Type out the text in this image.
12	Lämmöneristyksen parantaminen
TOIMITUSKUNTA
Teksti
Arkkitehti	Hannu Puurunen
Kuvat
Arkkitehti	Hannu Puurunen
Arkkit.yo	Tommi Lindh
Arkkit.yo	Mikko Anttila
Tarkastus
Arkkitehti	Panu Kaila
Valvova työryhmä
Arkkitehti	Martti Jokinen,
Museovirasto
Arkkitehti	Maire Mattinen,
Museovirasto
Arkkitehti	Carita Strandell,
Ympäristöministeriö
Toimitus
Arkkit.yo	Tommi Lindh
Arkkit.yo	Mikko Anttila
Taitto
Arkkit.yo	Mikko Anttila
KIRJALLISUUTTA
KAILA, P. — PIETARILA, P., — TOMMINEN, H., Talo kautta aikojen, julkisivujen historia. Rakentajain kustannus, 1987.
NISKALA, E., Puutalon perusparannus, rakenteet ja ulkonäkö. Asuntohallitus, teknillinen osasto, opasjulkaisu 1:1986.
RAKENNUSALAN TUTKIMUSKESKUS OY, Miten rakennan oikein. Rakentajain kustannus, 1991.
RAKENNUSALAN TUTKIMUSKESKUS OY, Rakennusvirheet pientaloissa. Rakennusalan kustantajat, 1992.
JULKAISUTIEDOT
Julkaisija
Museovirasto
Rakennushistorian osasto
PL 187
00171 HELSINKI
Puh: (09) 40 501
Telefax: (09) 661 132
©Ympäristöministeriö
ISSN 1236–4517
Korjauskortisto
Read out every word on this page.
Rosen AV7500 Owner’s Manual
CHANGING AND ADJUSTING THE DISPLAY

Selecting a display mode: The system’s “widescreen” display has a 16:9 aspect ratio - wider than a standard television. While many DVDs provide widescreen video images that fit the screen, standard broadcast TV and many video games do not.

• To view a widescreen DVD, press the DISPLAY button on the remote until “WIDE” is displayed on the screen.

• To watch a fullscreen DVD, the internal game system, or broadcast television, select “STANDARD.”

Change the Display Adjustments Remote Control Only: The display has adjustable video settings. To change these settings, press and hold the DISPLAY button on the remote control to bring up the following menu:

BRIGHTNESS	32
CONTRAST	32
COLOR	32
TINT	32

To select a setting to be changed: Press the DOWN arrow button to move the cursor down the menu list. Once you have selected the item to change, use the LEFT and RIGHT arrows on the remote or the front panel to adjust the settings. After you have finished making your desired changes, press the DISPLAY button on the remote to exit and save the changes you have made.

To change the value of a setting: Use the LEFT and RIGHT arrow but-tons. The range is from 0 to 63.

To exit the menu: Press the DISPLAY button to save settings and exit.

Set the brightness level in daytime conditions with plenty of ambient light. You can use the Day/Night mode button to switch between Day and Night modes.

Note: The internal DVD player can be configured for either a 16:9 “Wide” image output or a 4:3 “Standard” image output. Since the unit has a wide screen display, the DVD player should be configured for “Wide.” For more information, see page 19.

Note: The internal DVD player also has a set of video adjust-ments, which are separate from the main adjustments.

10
---
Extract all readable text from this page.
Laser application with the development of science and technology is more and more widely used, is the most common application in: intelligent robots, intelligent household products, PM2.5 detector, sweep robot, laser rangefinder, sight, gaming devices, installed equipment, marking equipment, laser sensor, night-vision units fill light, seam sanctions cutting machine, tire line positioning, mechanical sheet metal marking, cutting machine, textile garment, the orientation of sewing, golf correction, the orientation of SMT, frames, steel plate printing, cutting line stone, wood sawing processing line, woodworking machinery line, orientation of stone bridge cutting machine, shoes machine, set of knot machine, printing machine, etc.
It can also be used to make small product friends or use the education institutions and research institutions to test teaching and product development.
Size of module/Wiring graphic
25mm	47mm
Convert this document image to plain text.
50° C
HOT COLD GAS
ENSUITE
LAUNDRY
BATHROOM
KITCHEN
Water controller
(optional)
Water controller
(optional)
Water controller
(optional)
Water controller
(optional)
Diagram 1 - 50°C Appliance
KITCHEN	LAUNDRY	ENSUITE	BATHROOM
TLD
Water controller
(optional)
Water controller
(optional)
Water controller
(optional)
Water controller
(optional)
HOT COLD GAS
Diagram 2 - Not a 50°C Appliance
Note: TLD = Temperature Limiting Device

Task directions: Tally every line of the data that holds the word "RAKENNUSALAN" and write the count alone.

Expected answer: 2